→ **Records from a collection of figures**
+++++
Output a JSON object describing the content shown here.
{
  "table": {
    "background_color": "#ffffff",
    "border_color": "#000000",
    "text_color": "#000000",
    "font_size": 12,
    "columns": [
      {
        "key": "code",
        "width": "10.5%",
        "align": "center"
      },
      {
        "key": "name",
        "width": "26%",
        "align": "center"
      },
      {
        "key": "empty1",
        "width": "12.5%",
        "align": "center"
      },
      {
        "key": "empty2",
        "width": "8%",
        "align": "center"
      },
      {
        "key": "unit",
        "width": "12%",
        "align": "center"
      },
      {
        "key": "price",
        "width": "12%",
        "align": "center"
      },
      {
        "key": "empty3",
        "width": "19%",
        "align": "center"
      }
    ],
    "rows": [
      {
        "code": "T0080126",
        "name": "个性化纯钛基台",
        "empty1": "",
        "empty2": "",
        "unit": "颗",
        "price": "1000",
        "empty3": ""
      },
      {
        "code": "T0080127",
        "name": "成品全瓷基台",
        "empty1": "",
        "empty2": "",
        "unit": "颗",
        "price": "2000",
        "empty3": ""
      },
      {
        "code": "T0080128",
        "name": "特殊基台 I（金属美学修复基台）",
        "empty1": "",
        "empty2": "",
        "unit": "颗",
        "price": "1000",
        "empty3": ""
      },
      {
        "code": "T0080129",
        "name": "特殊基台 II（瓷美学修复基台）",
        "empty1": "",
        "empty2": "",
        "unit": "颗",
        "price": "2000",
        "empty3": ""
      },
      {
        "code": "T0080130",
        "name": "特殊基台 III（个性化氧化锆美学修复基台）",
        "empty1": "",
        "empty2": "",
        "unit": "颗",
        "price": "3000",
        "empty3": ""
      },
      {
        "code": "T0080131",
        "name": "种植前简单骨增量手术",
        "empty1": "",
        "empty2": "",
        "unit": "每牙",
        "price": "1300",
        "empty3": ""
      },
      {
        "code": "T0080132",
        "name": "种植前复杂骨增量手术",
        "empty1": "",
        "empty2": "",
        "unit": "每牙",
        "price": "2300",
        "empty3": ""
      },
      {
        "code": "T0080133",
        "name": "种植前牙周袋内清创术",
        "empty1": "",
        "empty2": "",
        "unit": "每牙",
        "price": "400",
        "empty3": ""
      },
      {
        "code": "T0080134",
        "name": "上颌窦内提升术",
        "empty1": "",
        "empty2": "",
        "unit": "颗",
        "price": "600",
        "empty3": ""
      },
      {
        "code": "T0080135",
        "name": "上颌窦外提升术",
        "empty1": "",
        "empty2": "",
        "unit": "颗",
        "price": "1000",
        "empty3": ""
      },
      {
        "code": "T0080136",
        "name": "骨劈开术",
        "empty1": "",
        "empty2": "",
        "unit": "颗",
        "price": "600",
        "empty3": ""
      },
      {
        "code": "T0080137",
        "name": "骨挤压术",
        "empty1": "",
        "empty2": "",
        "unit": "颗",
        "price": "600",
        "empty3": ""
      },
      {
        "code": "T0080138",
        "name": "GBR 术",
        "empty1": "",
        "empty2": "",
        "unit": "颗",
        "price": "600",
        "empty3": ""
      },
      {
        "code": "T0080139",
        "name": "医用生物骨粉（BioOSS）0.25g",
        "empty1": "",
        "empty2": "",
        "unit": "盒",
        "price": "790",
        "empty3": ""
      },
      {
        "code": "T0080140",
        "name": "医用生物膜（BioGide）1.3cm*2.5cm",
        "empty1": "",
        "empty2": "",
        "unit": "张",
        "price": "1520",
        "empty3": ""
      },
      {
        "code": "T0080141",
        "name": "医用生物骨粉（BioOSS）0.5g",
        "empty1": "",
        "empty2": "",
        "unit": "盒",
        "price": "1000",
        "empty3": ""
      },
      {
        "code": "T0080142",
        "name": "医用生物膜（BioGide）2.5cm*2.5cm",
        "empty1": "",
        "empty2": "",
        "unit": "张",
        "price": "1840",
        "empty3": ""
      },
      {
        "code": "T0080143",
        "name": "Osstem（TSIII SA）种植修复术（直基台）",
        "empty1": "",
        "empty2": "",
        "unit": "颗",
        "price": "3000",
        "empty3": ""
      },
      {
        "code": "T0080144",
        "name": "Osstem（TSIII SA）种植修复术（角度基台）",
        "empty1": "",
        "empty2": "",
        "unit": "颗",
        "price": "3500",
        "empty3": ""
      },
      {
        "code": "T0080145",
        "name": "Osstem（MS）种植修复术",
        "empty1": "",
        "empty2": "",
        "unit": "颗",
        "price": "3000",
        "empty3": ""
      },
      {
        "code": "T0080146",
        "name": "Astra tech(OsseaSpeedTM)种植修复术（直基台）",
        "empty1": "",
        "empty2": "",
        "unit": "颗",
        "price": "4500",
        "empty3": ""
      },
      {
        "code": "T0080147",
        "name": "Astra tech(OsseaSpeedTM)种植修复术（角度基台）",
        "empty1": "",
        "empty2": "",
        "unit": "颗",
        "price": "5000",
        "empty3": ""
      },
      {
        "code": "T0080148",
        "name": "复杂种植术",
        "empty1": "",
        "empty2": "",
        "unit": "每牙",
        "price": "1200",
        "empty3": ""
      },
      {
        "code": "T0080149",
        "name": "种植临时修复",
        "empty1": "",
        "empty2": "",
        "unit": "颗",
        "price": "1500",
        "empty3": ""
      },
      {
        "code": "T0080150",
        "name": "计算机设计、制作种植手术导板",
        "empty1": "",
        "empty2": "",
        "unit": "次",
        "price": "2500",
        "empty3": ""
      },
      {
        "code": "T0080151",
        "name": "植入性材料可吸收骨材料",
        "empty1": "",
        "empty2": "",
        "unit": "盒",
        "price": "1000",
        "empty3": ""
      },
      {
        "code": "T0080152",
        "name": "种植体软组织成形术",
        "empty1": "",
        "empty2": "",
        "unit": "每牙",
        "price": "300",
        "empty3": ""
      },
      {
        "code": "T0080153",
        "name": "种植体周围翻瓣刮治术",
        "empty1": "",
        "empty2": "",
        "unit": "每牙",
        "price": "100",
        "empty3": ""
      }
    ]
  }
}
+++++
→ **THE REQUEST**
Out of the material above, gather each line where "BioOSS" appears.

→ **FINAL RESULT**
        "name": "医用生物骨粉（BioOSS）0.25g",
        "name": "医用生物骨粉（BioOSS）0.5g",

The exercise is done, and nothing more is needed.